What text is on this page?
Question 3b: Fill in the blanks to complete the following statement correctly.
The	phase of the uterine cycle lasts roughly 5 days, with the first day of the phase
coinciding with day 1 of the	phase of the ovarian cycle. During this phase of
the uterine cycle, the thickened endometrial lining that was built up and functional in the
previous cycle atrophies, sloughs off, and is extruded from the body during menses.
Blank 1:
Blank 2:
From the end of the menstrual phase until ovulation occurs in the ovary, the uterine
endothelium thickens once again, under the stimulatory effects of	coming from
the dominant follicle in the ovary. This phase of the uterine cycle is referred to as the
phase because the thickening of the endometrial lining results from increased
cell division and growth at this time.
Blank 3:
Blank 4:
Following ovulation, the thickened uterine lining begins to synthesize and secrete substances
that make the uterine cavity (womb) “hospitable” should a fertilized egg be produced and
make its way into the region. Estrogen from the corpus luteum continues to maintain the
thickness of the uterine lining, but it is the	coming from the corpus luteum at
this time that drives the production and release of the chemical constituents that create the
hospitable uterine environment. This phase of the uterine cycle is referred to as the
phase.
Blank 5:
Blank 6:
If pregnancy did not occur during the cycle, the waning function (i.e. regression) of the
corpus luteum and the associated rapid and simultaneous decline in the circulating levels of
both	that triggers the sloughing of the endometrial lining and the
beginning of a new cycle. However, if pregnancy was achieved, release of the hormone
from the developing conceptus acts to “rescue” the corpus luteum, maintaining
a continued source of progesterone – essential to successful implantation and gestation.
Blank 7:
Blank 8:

--

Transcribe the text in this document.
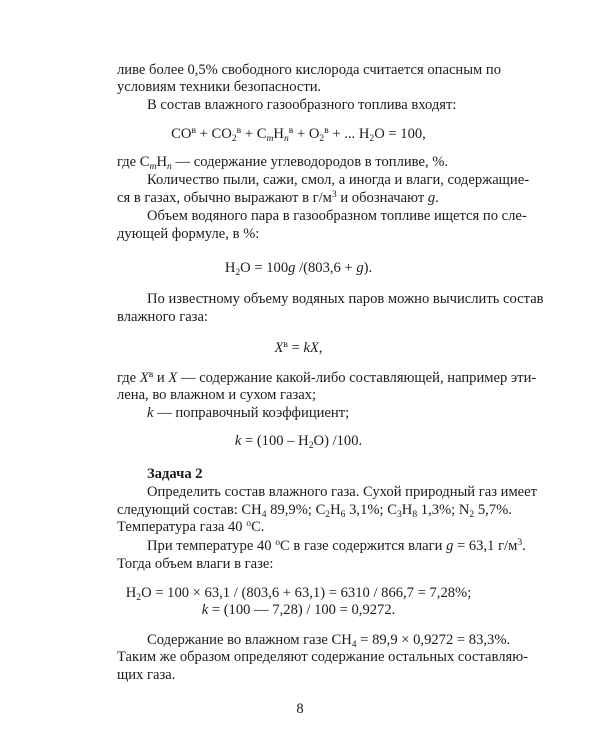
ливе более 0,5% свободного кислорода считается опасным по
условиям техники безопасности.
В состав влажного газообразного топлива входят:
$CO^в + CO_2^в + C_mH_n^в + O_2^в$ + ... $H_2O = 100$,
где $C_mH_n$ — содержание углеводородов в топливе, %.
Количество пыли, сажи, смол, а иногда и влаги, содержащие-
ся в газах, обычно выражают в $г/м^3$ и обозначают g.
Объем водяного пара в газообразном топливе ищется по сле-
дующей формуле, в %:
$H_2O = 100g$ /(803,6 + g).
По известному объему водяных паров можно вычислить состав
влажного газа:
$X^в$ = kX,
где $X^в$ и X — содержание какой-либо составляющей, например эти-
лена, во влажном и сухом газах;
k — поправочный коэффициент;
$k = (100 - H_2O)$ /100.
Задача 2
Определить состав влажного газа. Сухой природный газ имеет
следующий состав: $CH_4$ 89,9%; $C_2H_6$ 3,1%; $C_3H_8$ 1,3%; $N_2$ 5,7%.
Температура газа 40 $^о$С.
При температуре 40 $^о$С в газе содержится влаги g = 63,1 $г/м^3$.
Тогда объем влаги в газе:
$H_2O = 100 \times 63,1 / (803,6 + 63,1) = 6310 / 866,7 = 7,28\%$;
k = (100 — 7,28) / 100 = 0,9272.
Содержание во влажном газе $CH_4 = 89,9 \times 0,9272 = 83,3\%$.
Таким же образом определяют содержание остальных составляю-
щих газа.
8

==

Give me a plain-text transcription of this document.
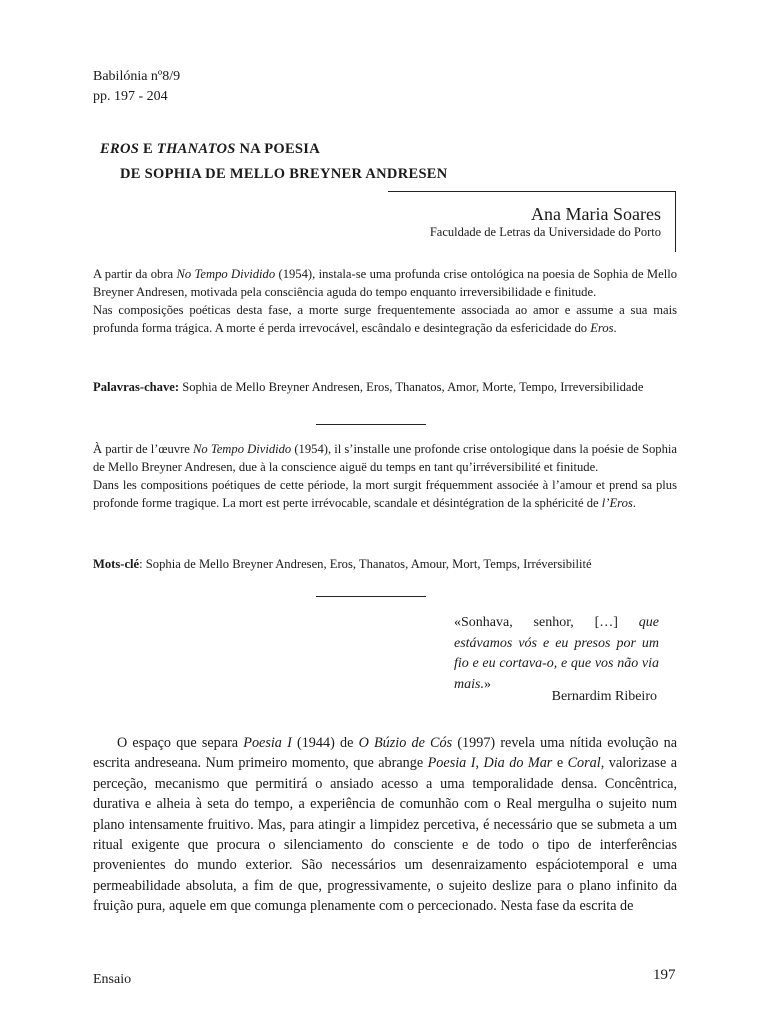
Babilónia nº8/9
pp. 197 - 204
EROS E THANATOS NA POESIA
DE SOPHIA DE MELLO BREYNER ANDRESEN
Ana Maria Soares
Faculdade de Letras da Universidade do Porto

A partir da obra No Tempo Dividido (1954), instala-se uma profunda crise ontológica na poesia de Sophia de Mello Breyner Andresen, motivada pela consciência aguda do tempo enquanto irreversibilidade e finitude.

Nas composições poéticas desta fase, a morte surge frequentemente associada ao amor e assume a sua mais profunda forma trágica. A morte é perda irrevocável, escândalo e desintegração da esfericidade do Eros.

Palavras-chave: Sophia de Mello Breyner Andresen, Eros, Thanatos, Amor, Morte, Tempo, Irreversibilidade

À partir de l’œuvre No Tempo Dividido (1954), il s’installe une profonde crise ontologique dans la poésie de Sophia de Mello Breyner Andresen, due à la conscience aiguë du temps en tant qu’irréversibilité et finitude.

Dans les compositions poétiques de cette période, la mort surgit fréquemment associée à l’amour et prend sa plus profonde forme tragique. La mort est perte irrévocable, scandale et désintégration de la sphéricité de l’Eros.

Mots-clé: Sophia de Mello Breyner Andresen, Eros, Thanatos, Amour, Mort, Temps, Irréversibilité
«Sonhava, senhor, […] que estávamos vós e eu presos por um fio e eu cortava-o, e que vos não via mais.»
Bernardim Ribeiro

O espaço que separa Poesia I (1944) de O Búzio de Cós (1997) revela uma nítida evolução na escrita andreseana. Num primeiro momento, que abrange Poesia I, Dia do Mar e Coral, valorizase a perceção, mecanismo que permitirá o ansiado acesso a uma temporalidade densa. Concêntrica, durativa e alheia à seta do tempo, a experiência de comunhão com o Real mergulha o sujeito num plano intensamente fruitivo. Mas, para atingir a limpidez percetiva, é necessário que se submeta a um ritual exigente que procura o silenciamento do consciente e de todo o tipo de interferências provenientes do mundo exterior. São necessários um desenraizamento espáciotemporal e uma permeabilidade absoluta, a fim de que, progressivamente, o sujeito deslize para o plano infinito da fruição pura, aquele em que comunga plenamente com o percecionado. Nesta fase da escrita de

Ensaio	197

■ SET PROBLEM:
Filter the listing above by the word "coming"; copy each line that passes.

■ WRITTEN REPLY:
endothelium thickens once again, under the stimulatory effects of	coming from
thickness of the uterine lining, but it is the	coming from the corpus luteum at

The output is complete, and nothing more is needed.